§ PASSAGE TO READ:
* Begin *
On June 17th, the foreign keys from all core pipeline tables were lost.  In order to restore and maintain referential integritry between parent and child tables, these keys need to be restored.  Any dangling child records (orphaned when a parent record was deleted due to the absence of the foreign-key cascade-delete mechanism) need to be identified and removed before the foreign keys can be built.  Many of the missing foreign keys have already been built, and for those that are still missing, the foreign key fields remain indexed, so the process of creating the keys will be reasonably fast.

New: I consulted with Ian MacGreggor (the SLAC DBA) and he recommended a way of re-introducing foreign keys that does not require table locks and therefore does not strictly require a pipeline outage.  It also does not require any special handling of the Log table.  I have updated the SQL code snippets, below, to reflect this new method.  Here is an outline of the new method:

  1. Create foreign key constraints, enabled but not validated.  This requires no locking of the target table (or rows in the master) to validate the existing data.  However, it does validate any new data inserted to the table; ie: It immediately prevents further orphaned records.
  2. Examine, and clean up existing, orphaned records.  This only requires row-level locking of the records to be removed.
  3. Modify foreign key constraints and enable full-validation.  This requires no locking.

Since no locking of "ACTIVE" records is required, none of the steps above will interfere with pipeline operation.  This means the pipeline can be restarted even if the clean-up process has not completed.

See "Oracle Database SQL Reference" (10gR2 version) pages 8-14 - 8-16 and "Oracle Administrator's Guide" (10gR2 version) pages 13-9 - 13-11 for information on the method and details of why concurrent activity is permitted.

Note:  I have already performed step 1, creating the constraints in "novalidate" mode.

To Do List:

The following constraints need to be created:

  • Log.ProcessInstance (on delete of parent, ->NULL)
  • DatasetVersion.ProcessInstance (on delete of parent, ->NULL)
* End *
§ EXTRACTED MATERIAL:
* Begin *
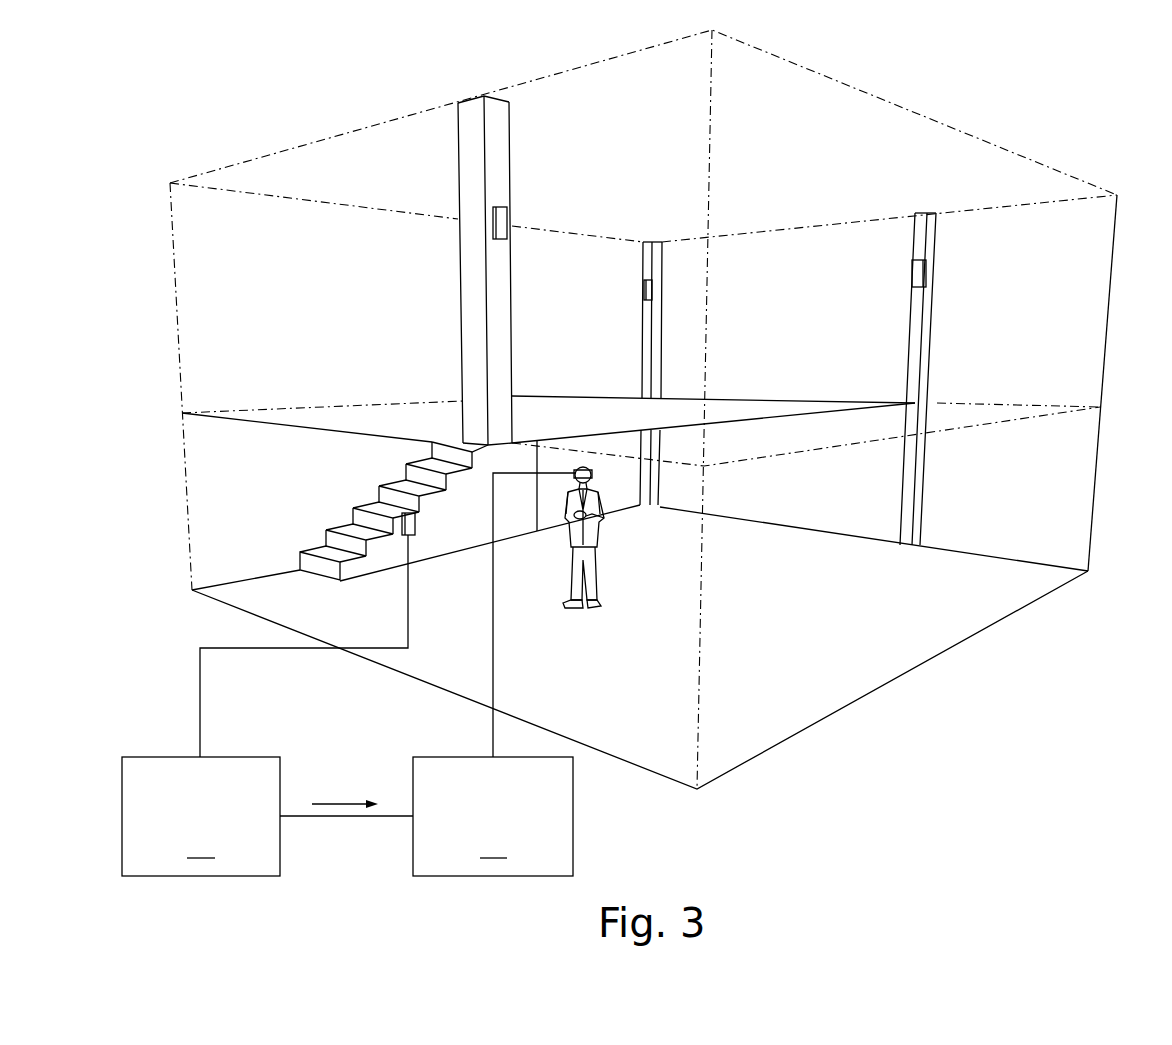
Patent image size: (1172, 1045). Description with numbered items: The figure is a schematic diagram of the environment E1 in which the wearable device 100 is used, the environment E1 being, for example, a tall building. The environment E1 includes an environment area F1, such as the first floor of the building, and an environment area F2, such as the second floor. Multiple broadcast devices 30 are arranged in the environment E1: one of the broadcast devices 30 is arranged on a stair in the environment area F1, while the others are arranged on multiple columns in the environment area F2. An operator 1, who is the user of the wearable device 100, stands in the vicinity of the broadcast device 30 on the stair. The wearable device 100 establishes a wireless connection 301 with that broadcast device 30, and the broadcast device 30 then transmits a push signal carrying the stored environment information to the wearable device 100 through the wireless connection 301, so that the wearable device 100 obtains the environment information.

The environment E1 is at (272, 101).
The environment area F1 is at (229, 459).
The environment area F2 is at (210, 225).
The broadcast device 30 is at (912, 273).
The wearable device 100 is at (502, 673).
The wireless connection 301 is at (341, 818).
The operator 1 is at (596, 538).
* End *
§ PROBLEM DETAILS: Please give the date on which, according to the foreign key notes, the foreign keys were lost from all core pipeline tables. The material has no connection to the foreign key notes.

§ PROBLEM SOLUTION: June 17th.